● Directions for this task: Each line that follows should be printed again exactly as it stands.
<<<<
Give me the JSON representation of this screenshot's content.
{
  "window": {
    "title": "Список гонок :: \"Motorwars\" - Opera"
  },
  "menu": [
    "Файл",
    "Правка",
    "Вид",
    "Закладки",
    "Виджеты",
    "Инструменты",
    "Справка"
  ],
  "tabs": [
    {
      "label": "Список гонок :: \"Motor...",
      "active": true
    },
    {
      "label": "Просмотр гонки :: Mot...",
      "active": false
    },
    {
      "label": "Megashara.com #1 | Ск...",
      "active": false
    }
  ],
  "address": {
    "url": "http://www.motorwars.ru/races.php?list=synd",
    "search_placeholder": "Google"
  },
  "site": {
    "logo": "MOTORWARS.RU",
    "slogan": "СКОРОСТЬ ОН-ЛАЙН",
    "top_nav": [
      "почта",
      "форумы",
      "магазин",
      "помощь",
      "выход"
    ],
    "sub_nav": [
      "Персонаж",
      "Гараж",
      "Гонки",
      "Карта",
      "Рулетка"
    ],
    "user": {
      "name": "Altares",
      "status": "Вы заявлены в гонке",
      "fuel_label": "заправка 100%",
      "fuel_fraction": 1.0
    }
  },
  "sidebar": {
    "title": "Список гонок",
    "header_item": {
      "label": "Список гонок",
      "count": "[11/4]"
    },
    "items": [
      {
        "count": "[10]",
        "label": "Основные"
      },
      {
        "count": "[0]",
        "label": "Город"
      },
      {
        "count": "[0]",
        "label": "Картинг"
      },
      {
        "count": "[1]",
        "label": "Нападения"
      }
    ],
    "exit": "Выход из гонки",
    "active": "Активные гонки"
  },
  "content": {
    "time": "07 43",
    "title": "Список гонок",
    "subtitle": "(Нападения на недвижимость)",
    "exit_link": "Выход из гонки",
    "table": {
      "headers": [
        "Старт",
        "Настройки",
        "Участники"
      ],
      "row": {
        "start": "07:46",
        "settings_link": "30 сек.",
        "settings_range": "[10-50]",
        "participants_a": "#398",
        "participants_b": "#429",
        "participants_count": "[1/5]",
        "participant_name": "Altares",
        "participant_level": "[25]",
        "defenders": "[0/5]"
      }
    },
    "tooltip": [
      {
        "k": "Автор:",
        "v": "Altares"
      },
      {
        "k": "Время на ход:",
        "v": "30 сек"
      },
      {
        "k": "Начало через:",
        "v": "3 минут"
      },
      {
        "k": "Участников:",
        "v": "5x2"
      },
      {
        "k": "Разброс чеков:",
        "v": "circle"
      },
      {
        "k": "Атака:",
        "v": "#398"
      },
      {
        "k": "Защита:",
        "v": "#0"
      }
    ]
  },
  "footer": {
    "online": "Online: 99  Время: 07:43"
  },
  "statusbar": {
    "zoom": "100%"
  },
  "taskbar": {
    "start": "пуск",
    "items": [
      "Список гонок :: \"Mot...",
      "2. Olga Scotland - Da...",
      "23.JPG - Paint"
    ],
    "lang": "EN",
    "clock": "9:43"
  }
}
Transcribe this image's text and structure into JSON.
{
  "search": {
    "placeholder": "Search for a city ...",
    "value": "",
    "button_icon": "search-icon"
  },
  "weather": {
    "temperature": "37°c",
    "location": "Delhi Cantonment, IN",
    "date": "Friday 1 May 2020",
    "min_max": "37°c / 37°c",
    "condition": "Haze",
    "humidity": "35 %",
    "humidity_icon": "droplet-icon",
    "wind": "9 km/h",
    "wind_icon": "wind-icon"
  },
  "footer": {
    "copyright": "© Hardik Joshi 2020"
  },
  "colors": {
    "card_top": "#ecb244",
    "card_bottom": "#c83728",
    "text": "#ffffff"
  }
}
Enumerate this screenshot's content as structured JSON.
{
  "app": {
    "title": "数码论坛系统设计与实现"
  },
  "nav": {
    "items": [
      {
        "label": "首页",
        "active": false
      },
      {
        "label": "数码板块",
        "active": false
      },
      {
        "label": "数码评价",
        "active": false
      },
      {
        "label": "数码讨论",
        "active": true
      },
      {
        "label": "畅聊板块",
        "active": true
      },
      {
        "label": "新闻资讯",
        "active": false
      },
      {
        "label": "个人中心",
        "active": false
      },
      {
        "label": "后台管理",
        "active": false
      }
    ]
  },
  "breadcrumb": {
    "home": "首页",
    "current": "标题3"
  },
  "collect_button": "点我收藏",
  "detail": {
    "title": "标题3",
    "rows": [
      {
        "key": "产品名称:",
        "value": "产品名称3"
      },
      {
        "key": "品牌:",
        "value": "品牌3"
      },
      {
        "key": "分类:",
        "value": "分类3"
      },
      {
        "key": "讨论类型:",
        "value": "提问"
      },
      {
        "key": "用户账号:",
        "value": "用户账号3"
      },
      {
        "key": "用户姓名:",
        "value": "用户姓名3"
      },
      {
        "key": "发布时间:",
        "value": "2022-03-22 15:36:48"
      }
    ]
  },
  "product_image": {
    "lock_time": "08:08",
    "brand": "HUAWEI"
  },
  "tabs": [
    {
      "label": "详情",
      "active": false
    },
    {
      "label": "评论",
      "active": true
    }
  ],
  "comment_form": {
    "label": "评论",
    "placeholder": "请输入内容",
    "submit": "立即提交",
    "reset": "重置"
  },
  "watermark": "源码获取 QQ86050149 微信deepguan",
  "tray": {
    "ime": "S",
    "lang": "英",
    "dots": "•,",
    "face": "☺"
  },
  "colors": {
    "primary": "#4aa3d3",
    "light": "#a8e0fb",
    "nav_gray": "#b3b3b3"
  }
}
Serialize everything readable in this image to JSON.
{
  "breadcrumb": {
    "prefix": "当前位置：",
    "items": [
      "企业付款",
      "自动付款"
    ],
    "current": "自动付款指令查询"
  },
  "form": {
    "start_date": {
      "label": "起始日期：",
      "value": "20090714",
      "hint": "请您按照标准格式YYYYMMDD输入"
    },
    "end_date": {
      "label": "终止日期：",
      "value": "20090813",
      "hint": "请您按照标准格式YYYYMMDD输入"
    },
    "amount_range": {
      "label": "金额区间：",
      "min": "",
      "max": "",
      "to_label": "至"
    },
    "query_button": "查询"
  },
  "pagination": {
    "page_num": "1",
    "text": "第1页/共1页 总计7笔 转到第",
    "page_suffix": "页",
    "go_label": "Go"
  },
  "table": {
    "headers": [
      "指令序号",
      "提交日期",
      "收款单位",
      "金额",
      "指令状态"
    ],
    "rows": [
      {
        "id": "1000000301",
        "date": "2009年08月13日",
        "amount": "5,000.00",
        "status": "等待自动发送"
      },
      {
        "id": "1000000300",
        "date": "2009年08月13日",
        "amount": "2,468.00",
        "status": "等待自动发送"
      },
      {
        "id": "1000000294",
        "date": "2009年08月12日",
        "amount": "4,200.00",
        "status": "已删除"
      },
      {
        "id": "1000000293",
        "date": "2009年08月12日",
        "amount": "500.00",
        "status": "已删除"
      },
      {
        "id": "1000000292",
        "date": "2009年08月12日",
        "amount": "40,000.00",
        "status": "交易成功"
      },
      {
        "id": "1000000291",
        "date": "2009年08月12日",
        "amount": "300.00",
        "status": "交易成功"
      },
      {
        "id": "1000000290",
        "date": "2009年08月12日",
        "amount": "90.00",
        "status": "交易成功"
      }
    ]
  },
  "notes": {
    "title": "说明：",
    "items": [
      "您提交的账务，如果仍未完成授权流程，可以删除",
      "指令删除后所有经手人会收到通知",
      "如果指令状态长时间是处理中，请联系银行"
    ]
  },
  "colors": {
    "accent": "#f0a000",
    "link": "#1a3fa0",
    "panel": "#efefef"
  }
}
>>>>
● Solution:
Give me the JSON representation of this screenshot's content.
{
  "window": {
    "title": "Список гонок :: \"Motorwars\" - Opera"
  },
  "menu": [
    "Файл",
    "Правка",
    "Вид",
    "Закладки",
    "Виджеты",
    "Инструменты",
    "Справка"
  ],
  "tabs": [
    {
      "label": "Список гонок :: \"Motor...",
      "active": true
    },
    {
      "label": "Просмотр гонки :: Mot...",
      "active": false
    },
    {
      "label": "Megashara.com #1 | Ск...",
      "active": false
    }
  ],
  "address": {
    "url": "http://www.motorwars.ru/races.php?list=synd",
    "search_placeholder": "Google"
  },
  "site": {
    "logo": "MOTORWARS.RU",
    "slogan": "СКОРОСТЬ ОН-ЛАЙН",
    "top_nav": [
      "почта",
      "форумы",
      "магазин",
      "помощь",
      "выход"
    ],
    "sub_nav": [
      "Персонаж",
      "Гараж",
      "Гонки",
      "Карта",
      "Рулетка"
    ],
    "user": {
      "name": "Altares",
      "status": "Вы заявлены в гонке",
      "fuel_label": "заправка 100%",
      "fuel_fraction": 1.0
    }
  },
  "sidebar": {
    "title": "Список гонок",
    "header_item": {
      "label": "Список гонок",
      "count": "[11/4]"
    },
    "items": [
      {
        "count": "[10]",
        "label": "Основные"
      },
      {
        "count": "[0]",
        "label": "Город"
      },
      {
        "count": "[0]",
        "label": "Картинг"
      },
      {
        "count": "[1]",
        "label": "Нападения"
      }
    ],
    "exit": "Выход из гонки",
    "active": "Активные гонки"
  },
  "content": {
    "time": "07 43",
    "title": "Список гонок",
    "subtitle": "(Нападения на недвижимость)",
    "exit_link": "Выход из гонки",
    "table": {
      "headers": [
        "Старт",
        "Настройки",
        "Участники"
      ],
      "row": {
        "start": "07:46",
        "settings_link": "30 сек.",
        "settings_range": "[10-50]",
        "participants_a": "#398",
        "participants_b": "#429",
        "participants_count": "[1/5]",
        "participant_name": "Altares",
        "participant_level": "[25]",
        "defenders": "[0/5]"
      }
    },
    "tooltip": [
      {
        "k": "Автор:",
        "v": "Altares"
      },
      {
        "k": "Время на ход:",
        "v": "30 сек"
      },
      {
        "k": "Начало через:",
        "v": "3 минут"
      },
      {
        "k": "Участников:",
        "v": "5x2"
      },
      {
        "k": "Разброс чеков:",
        "v": "circle"
      },
      {
        "k": "Атака:",
        "v": "#398"
      },
      {
        "k": "Защита:",
        "v": "#0"
      }
    ]
  },
  "footer": {
    "online": "Online: 99  Время: 07:43"
  },
  "statusbar": {
    "zoom": "100%"
  },
  "taskbar": {
    "start": "пуск",
    "items": [
      "Список гонок :: \"Mot...",
      "2. Olga Scotland - Da...",
      "23.JPG - Paint"
    ],
    "lang": "EN",
    "clock": "9:43"
  }
}
Transcribe this image's text and structure into JSON.
{
  "search": {
    "placeholder": "Search for a city ...",
    "value": "",
    "button_icon": "search-icon"
  },
  "weather": {
    "temperature": "37°c",
    "location": "Delhi Cantonment, IN",
    "date": "Friday 1 May 2020",
    "min_max": "37°c / 37°c",
    "condition": "Haze",
    "humidity": "35 %",
    "humidity_icon": "droplet-icon",
    "wind": "9 km/h",
    "wind_icon": "wind-icon"
  },
  "footer": {
    "copyright": "© Hardik Joshi 2020"
  },
  "colors": {
    "card_top": "#ecb244",
    "card_bottom": "#c83728",
    "text": "#ffffff"
  }
}
Enumerate this screenshot's content as structured JSON.
{
  "app": {
    "title": "数码论坛系统设计与实现"
  },
  "nav": {
    "items": [
      {
        "label": "首页",
        "active": false
      },
      {
        "label": "数码板块",
        "active": false
      },
      {
        "label": "数码评价",
        "active": false
      },
      {
        "label": "数码讨论",
        "active": true
      },
      {
        "label": "畅聊板块",
        "active": true
      },
      {
        "label": "新闻资讯",
        "active": false
      },
      {
        "label": "个人中心",
        "active": false
      },
      {
        "label": "后台管理",
        "active": false
      }
    ]
  },
  "breadcrumb": {
    "home": "首页",
    "current": "标题3"
  },
  "collect_button": "点我收藏",
  "detail": {
    "title": "标题3",
    "rows": [
      {
        "key": "产品名称:",
        "value": "产品名称3"
      },
      {
        "key": "品牌:",
        "value": "品牌3"
      },
      {
        "key": "分类:",
        "value": "分类3"
      },
      {
        "key": "讨论类型:",
        "value": "提问"
      },
      {
        "key": "用户账号:",
        "value": "用户账号3"
      },
      {
        "key": "用户姓名:",
        "value": "用户姓名3"
      },
      {
        "key": "发布时间:",
        "value": "2022-03-22 15:36:48"
      }
    ]
  },
  "product_image": {
    "lock_time": "08:08",
    "brand": "HUAWEI"
  },
  "tabs": [
    {
      "label": "详情",
      "active": false
    },
    {
      "label": "评论",
      "active": true
    }
  ],
  "comment_form": {
    "label": "评论",
    "placeholder": "请输入内容",
    "submit": "立即提交",
    "reset": "重置"
  },
  "watermark": "源码获取 QQ86050149 微信deepguan",
  "tray": {
    "ime": "S",
    "lang": "英",
    "dots": "•,",
    "face": "☺"
  },
  "colors": {
    "primary": "#4aa3d3",
    "light": "#a8e0fb",
    "nav_gray": "#b3b3b3"
  }
}
Serialize everything readable in this image to JSON.
{
  "breadcrumb": {
    "prefix": "当前位置：",
    "items": [
      "企业付款",
      "自动付款"
    ],
    "current": "自动付款指令查询"
  },
  "form": {
    "start_date": {
      "label": "起始日期：",
      "value": "20090714",
      "hint": "请您按照标准格式YYYYMMDD输入"
    },
    "end_date": {
      "label": "终止日期：",
      "value": "20090813",
      "hint": "请您按照标准格式YYYYMMDD输入"
    },
    "amount_range": {
      "label": "金额区间：",
      "min": "",
      "max": "",
      "to_label": "至"
    },
    "query_button": "查询"
  },
  "pagination": {
    "page_num": "1",
    "text": "第1页/共1页 总计7笔 转到第",
    "page_suffix": "页",
    "go_label": "Go"
  },
  "table": {
    "headers": [
      "指令序号",
      "提交日期",
      "收款单位",
      "金额",
      "指令状态"
    ],
    "rows": [
      {
        "id": "1000000301",
        "date": "2009年08月13日",
        "amount": "5,000.00",
        "status": "等待自动发送"
      },
      {
        "id": "1000000300",
        "date": "2009年08月13日",
        "amount": "2,468.00",
        "status": "等待自动发送"
      },
      {
        "id": "1000000294",
        "date": "2009年08月12日",
        "amount": "4,200.00",
        "status": "已删除"
      },
      {
        "id": "1000000293",
        "date": "2009年08月12日",
        "amount": "500.00",
        "status": "已删除"
      },
      {
        "id": "1000000292",
        "date": "2009年08月12日",
        "amount": "40,000.00",
        "status": "交易成功"
      },
      {
        "id": "1000000291",
        "date": "2009年08月12日",
        "amount": "300.00",
        "status": "交易成功"
      },
      {
        "id": "1000000290",
        "date": "2009年08月12日",
        "amount": "90.00",
        "status": "交易成功"
      }
    ]
  },
  "notes": {
    "title": "说明：",
    "items": [
      "您提交的账务，如果仍未完成授权流程，可以删除",
      "指令删除后所有经手人会收到通知",
      "如果指令状态长时间是处理中，请联系银行"
    ]
  },
  "colors": {
    "accent": "#f0a000",
    "link": "#1a3fa0",
    "panel": "#efefef"
  }
}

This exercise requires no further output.